## Start RECORD EXTRACTS
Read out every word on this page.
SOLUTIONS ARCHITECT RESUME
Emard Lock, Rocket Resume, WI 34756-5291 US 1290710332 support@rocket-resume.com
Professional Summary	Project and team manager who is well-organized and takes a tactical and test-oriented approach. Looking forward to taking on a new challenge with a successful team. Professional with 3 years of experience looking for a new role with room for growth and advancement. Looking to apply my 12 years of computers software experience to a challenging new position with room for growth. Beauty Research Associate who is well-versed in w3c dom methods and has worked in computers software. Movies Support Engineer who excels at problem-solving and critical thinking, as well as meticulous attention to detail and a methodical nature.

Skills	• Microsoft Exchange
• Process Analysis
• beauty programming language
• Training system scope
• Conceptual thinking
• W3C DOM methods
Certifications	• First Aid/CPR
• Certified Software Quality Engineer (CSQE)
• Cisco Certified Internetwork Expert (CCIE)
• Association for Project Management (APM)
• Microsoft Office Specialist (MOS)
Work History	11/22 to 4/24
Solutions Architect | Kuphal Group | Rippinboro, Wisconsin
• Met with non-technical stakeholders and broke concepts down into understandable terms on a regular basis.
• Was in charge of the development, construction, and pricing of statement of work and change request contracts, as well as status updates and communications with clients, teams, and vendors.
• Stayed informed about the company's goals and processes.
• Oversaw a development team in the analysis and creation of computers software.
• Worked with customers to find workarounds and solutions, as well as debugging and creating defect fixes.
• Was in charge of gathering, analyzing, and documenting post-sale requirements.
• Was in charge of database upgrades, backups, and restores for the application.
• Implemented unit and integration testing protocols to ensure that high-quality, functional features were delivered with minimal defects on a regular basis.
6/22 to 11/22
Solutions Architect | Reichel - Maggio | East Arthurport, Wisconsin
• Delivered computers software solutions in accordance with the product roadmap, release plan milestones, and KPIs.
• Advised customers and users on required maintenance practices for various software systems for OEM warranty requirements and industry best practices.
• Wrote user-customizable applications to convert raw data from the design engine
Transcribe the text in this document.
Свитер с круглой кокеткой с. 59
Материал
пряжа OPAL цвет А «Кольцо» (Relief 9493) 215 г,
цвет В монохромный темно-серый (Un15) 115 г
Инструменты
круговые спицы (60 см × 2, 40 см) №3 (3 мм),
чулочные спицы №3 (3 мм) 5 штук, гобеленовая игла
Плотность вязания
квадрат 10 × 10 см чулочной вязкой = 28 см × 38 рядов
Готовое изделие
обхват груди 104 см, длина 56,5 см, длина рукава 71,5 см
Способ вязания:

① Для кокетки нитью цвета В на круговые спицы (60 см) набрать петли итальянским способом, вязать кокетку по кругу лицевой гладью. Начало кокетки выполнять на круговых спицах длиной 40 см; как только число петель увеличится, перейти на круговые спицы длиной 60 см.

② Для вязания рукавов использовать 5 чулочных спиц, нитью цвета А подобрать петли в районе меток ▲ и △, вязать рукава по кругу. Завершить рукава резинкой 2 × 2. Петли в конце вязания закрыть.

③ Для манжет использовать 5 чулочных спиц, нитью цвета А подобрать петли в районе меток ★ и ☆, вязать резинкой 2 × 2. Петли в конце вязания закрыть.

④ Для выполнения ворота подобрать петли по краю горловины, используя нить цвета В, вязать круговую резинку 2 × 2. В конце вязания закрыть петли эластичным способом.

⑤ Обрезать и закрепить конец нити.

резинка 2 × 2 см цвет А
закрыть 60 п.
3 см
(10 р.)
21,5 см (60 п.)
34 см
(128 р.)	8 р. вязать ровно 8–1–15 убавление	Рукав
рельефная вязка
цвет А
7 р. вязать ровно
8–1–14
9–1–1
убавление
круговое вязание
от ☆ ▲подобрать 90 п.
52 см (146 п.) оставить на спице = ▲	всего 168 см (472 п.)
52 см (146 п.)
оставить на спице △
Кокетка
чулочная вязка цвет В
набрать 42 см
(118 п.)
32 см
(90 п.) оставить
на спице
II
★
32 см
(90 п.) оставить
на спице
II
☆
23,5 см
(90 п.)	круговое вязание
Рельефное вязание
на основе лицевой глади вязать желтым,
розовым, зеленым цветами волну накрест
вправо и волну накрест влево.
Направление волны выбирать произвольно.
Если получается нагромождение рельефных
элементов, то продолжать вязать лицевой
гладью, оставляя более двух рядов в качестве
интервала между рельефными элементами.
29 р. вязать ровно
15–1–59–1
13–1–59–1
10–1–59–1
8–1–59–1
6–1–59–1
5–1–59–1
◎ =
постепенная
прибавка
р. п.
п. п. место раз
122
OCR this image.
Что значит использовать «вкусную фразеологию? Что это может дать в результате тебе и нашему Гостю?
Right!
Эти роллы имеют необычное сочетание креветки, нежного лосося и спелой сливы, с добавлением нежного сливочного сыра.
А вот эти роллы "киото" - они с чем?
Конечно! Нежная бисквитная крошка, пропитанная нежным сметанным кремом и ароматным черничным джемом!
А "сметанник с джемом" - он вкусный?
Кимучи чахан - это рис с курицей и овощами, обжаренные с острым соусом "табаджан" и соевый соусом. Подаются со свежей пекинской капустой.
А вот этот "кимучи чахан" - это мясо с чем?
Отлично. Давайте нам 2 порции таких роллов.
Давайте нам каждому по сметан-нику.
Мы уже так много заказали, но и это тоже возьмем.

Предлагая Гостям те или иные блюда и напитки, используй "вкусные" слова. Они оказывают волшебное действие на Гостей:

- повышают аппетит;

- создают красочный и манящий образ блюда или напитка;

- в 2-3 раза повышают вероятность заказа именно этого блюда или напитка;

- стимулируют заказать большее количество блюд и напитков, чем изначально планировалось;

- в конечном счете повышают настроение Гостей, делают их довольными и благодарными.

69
## End RECORD EXTRACTS
> **TASK OBJECTIVE**
Filter out every line that lacks the word "basis", and copy the rest.

> **COMPLETE OUTPUT**
• Met with non-technical stakeholders and broke concepts down into understandable terms on a regular basis.
• Implemented unit and integration testing protocols to ensure that high-quality, functional features were delivered with minimal defects on a regular basis.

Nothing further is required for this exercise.